> WHAT THIS TASK INVOLVES
Render each line of the data below as a Markdown table with two columns, "Row" for the row number and "Line" for the text. Omit blank lines and all pictures.

> RECORDS FOR PROCESSING

----------------

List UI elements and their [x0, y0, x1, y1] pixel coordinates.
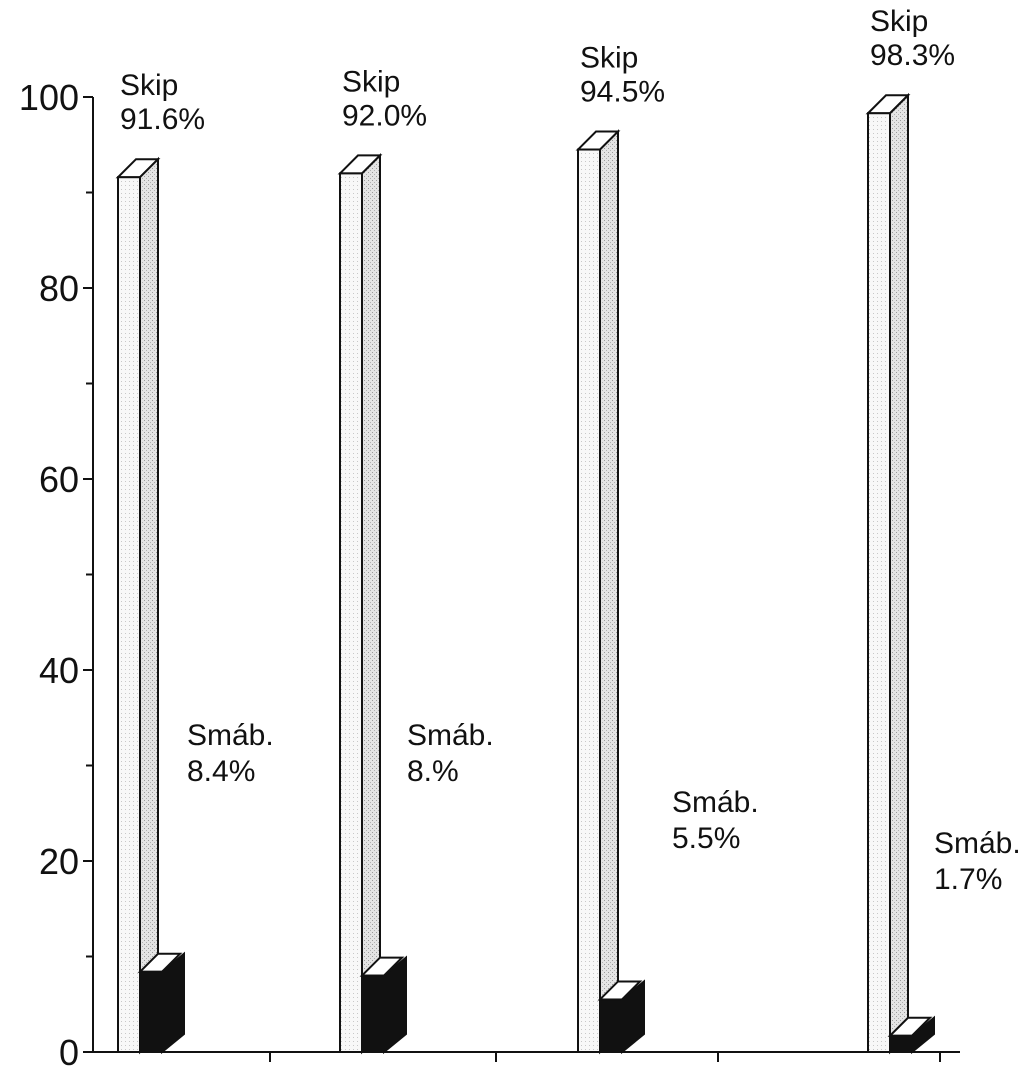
skip-bar-side: [889, 92, 909, 1055]
y-tick-label: 0: [59, 1032, 79, 1071]
skip-bar-side: [599, 129, 619, 1055]
smab-value-label: 8.4%: [187, 755, 255, 788]
y-tick-label: 40: [39, 650, 79, 691]
smab-value-label: 8.%: [407, 755, 459, 788]
smab-value-label: 5.5%: [672, 822, 740, 855]
smab-bar-front: [139, 970, 163, 1054]
skip-bar-front: [117, 176, 141, 1054]
bar-labels: Skip91.6%Smáb.8.4%Skip92.0%Smáb.8.%Skip9…: [120, 5, 1021, 896]
axes: 0 20 40 60 80 100: [19, 77, 960, 1071]
skip-bar-front: [339, 172, 363, 1053]
skip-bar-front: [867, 112, 891, 1054]
smab-bar-side: [161, 951, 185, 1055]
skip-bar-side: [361, 152, 381, 1055]
skip-value-label: 92.0%: [342, 99, 427, 132]
y-tick-label: 100: [19, 77, 79, 118]
skip-bar-front: [577, 148, 601, 1053]
smab-bar-front: [599, 998, 623, 1053]
y-tick-label: 60: [39, 459, 79, 500]
skip-bar-side: [139, 156, 159, 1055]
smab-bar-side: [911, 1015, 935, 1055]
skip-series-label: Skip: [120, 69, 178, 102]
skip-value-label: 98.3%: [870, 39, 955, 72]
smab-series-label: Smáb.: [187, 719, 274, 752]
skip-series-label: Skip: [580, 42, 638, 75]
smab-bar-front: [889, 1034, 913, 1054]
smab-series-label: Smáb.: [672, 786, 759, 819]
smab-bar-side: [621, 979, 645, 1055]
smab-bar-front: [361, 974, 385, 1053]
smab-value-label: 1.7%: [934, 863, 1002, 896]
smab-series-label: Smáb.: [407, 719, 494, 752]
skip-series-label: Skip: [870, 5, 928, 38]
skip-value-label: 94.5%: [580, 76, 665, 109]
smab-series-label: Smáb.: [934, 827, 1021, 860]
y-tick-label: 20: [39, 841, 79, 882]
smab-bar-side: [383, 955, 407, 1055]
skip-value-label: 91.6%: [120, 103, 205, 136]
skip-series-label: Skip: [342, 65, 400, 98]
y-tick-label: 80: [39, 268, 79, 309]
bars: [115, 92, 935, 1055]
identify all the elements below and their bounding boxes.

----------------

> ANSWER IN FULL
| Row | Line |
|---|---|
| 1 | List UI elements and their [x0, y0, x1, y1] pixel coordinates. |
| 2 | skip-bar-side: [889, 92, 909, 1055] |
| 3 | y-tick-label: 0: [59, 1032, 79, 1071] |
| 4 | skip-bar-side: [599, 129, 619, 1055] |
| 5 | smab-value-label: 8.4%: [187, 755, 255, 788] |
| 6 | y-tick-label: 40: [39, 650, 79, 691] |
| 7 | smab-value-label: 8.%: [407, 755, 459, 788] |
| 8 | smab-value-label: 5.5%: [672, 822, 740, 855] |
| 9 | smab-bar-front: [139, 970, 163, 1054] |
| 10 | skip-bar-front: [117, 176, 141, 1054] |
| 11 | bar-labels: Skip91.6%Smáb.8.4%Skip92.0%Smáb.8.%Skip9…: [120, 5, 1021, 896] |
| 12 | axes: 0 20 40 60 80 100: [19, 77, 960, 1071] |
| 13 | skip-bar-front: [339, 172, 363, 1053] |
| 14 | skip-bar-front: [867, 112, 891, 1054] |
| 15 | smab-bar-side: [161, 951, 185, 1055] |
| 16 | skip-bar-side: [361, 152, 381, 1055] |
| 17 | skip-value-label: 92.0%: [342, 99, 427, 132] |
| 18 | y-tick-label: 100: [19, 77, 79, 118] |
| 19 | skip-bar-front: [577, 148, 601, 1053] |
| 20 | smab-bar-front: [599, 998, 623, 1053] |
| 21 | y-tick-label: 60: [39, 459, 79, 500] |
| 22 | skip-bar-side: [139, 156, 159, 1055] |
| 23 | smab-bar-side: [911, 1015, 935, 1055] |
| 24 | skip-series-label: Skip: [120, 69, 178, 102] |
| 25 | skip-value-label: 98.3%: [870, 39, 955, 72] |
| 26 | smab-series-label: Smáb.: [187, 719, 274, 752] |
| 27 | skip-series-label: Skip: [580, 42, 638, 75] |
| 28 | smab-bar-front: [889, 1034, 913, 1054] |
| 29 | smab-series-label: Smáb.: [672, 786, 759, 819] |
| 30 | smab-bar-side: [621, 979, 645, 1055] |
| 31 | smab-bar-front: [361, 974, 385, 1053] |
| 32 | smab-value-label: 1.7%: [934, 863, 1002, 896] |
| 33 | smab-series-label: Smáb.: [407, 719, 494, 752] |
| 34 | skip-series-label: Skip: [870, 5, 928, 38] |
| 35 | skip-value-label: 94.5%: [580, 76, 665, 109] |
| 36 | smab-series-label: Smáb.: [934, 827, 1021, 860] |
| 37 | y-tick-label: 20: [39, 841, 79, 882] |
| 38 | smab-bar-side: [383, 955, 407, 1055] |
| 39 | skip-value-label: 91.6%: [120, 103, 205, 136] |
| 40 | skip-series-label: Skip: [342, 65, 400, 98] |
| 41 | y-tick-label: 80: [39, 268, 79, 309] |
| 42 | bars: [115, 92, 935, 1055] |
| 43 | identify all the elements below and their bounding boxes. |